▶ What you will do: Every line from the one with "What does this" through the final line must be written out exactly, and no other line; omit the pictures.

▶ Stored entries:
+-------+

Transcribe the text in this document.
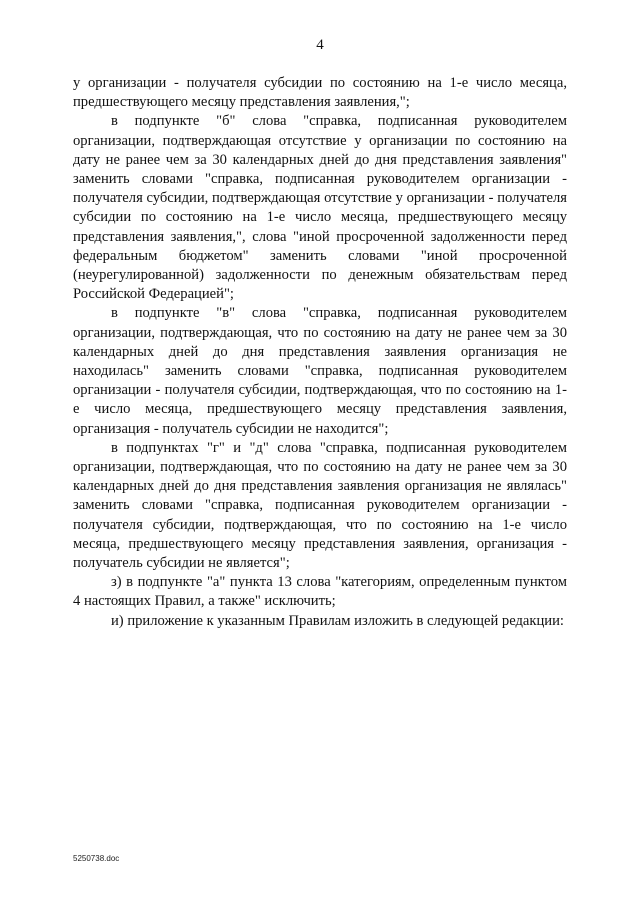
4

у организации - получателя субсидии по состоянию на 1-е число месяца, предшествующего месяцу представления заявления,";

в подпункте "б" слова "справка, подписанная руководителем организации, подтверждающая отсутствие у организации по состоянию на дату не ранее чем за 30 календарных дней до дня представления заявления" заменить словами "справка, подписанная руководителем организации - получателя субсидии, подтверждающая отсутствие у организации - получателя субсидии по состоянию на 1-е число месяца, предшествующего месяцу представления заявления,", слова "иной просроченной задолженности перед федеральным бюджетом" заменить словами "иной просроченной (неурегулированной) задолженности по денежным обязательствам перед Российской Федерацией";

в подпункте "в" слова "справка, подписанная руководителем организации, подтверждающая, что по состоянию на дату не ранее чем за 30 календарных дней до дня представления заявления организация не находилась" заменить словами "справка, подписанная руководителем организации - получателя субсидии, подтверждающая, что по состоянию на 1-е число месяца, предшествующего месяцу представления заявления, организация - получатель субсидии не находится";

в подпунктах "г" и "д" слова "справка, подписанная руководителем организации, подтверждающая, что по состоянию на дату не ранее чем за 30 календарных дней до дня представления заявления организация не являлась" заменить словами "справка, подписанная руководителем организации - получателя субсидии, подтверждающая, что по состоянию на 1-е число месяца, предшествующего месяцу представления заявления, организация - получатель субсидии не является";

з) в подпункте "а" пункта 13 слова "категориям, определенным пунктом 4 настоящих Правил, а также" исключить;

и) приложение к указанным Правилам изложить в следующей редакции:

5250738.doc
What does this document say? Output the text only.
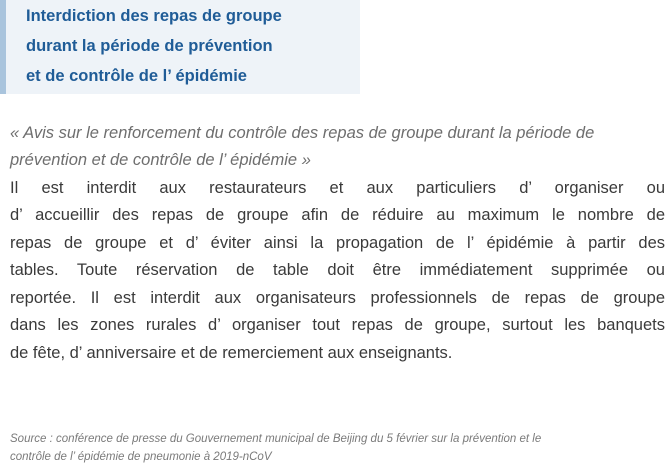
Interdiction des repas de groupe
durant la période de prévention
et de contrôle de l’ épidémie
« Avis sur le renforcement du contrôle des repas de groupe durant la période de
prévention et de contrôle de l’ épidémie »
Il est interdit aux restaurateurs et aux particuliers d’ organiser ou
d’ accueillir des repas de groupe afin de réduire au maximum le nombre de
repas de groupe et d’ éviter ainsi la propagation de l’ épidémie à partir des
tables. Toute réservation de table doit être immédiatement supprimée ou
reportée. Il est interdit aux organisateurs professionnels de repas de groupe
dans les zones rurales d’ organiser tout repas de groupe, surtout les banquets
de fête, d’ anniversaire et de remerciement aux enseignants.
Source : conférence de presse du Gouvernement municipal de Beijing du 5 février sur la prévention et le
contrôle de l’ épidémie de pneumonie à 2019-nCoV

+-------+

▶ Result:
What does this document say? Output the text only.
Interdiction des repas de groupe
durant la période de prévention
et de contrôle de l’ épidémie
« Avis sur le renforcement du contrôle des repas de groupe durant la période de
prévention et de contrôle de l’ épidémie »
Il est interdit aux restaurateurs et aux particuliers d’ organiser ou
d’ accueillir des repas de groupe afin de réduire au maximum le nombre de
repas de groupe et d’ éviter ainsi la propagation de l’ épidémie à partir des
tables. Toute réservation de table doit être immédiatement supprimée ou
reportée. Il est interdit aux organisateurs professionnels de repas de groupe
dans les zones rurales d’ organiser tout repas de groupe, surtout les banquets
de fête, d’ anniversaire et de remerciement aux enseignants.
Source : conférence de presse du Gouvernement municipal de Beijing du 5 février sur la prévention et le
contrôle de l’ épidémie de pneumonie à 2019-nCoV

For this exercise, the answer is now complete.